• DIRECTION:
Beneath this task is a listing. State how many of its lines include the string "Doubling", giving nothing but the number.

• TASK DATA:
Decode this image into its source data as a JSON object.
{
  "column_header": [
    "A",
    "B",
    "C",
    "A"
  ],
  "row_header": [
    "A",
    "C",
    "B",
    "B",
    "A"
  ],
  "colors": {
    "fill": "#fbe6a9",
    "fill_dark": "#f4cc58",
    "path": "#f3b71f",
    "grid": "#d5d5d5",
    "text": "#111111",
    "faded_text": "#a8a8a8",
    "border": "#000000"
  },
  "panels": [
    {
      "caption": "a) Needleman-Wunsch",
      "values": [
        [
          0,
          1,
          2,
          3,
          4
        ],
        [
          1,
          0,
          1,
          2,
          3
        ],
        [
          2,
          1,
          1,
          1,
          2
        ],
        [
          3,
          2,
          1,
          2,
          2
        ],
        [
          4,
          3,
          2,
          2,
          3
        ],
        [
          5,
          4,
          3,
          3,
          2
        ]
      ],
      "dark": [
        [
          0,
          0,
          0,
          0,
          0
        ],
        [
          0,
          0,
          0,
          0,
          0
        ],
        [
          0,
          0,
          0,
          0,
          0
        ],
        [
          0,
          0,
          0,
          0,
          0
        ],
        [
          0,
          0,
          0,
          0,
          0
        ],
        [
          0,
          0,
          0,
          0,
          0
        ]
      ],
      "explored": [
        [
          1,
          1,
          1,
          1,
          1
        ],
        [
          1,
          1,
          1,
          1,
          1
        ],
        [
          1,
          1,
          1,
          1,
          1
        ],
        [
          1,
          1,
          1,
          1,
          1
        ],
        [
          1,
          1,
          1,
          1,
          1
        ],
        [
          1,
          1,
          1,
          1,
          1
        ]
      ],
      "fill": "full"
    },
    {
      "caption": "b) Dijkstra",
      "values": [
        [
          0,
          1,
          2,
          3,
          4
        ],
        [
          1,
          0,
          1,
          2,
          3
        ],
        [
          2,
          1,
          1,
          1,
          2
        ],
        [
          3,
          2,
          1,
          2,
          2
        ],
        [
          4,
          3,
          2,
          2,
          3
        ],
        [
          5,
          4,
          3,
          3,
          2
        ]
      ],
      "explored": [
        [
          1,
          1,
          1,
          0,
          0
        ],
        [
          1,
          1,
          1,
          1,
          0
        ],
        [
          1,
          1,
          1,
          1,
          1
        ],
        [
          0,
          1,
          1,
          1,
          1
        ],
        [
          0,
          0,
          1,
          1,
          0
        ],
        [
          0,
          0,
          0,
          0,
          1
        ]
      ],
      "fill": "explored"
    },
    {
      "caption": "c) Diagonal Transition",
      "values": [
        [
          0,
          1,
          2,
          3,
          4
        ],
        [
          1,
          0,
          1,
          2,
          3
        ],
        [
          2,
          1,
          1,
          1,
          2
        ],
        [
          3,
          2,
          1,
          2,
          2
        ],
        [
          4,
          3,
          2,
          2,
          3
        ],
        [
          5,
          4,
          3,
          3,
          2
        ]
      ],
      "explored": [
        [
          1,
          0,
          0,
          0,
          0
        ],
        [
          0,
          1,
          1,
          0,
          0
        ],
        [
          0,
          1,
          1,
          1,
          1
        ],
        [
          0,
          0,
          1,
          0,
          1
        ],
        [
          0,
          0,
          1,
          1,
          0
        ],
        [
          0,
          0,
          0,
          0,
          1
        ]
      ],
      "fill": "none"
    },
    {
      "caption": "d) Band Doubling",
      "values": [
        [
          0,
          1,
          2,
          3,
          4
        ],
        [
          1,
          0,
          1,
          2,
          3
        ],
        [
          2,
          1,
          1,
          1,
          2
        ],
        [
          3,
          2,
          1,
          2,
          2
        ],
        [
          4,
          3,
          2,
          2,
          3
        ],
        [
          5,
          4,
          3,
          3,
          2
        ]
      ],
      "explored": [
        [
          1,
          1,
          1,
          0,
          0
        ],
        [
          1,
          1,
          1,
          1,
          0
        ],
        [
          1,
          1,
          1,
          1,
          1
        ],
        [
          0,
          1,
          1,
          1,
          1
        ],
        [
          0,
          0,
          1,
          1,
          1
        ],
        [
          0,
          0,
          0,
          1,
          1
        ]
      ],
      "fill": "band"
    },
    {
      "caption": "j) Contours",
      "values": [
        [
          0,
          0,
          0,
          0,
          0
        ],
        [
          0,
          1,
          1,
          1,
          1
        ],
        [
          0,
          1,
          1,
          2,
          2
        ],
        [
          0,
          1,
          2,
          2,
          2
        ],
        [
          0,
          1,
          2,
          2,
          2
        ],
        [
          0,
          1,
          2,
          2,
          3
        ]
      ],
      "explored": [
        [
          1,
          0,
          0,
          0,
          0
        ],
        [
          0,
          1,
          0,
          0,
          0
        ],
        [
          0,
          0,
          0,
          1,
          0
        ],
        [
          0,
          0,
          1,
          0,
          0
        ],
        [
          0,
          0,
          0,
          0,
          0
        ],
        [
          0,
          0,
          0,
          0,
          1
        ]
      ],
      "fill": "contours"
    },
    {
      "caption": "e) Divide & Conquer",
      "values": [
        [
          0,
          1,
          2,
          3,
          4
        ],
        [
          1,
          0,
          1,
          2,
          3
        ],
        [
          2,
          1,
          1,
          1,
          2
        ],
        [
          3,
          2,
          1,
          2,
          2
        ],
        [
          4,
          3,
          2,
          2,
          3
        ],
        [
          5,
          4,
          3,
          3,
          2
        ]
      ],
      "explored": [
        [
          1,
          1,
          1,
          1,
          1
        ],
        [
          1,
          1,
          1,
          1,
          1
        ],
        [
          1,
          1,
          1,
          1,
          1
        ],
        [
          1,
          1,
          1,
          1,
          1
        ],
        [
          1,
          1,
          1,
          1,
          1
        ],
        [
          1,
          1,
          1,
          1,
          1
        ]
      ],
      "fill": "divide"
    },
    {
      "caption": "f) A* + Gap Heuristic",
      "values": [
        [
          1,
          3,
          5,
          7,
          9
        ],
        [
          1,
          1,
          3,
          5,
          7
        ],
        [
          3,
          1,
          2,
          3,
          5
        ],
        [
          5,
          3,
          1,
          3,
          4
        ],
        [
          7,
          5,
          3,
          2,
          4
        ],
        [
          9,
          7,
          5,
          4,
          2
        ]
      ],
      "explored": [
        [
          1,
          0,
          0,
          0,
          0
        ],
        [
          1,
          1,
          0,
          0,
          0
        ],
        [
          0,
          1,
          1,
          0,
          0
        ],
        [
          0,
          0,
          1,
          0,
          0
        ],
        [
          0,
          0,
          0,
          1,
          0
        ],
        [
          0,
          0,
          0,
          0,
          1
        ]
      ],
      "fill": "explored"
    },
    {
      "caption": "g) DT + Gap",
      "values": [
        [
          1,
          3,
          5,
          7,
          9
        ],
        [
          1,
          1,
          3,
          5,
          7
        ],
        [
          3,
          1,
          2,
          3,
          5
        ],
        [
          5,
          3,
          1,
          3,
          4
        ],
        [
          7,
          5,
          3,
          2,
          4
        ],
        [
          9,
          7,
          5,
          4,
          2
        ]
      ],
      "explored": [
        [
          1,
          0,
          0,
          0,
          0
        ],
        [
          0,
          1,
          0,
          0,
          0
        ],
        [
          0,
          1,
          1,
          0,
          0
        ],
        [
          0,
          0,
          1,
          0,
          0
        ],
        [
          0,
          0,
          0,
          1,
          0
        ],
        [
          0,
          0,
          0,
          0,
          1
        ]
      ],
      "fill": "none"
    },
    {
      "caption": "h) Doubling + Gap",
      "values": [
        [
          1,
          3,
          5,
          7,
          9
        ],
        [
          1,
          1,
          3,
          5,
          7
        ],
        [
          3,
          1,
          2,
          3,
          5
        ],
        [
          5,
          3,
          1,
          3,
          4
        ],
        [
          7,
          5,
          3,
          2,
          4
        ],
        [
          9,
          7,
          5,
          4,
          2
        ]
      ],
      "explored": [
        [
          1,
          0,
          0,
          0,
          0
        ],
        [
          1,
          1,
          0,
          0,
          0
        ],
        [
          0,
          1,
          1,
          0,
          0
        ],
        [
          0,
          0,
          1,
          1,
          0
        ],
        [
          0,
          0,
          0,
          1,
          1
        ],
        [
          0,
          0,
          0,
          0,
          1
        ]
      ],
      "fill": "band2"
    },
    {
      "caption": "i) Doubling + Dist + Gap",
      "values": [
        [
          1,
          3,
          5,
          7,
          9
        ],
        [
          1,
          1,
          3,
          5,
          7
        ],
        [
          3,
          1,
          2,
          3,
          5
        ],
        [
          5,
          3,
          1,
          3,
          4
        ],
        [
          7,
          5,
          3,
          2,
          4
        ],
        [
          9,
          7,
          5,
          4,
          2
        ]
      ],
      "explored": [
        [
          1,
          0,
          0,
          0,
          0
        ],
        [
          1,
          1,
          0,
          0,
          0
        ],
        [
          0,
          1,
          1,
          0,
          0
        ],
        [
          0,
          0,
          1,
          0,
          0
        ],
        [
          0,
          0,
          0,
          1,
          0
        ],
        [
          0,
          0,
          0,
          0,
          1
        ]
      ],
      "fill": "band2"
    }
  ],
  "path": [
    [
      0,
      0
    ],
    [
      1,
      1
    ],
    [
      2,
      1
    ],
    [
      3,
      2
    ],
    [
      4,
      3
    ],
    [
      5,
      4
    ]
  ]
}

• EXERCISE ANSWER:
3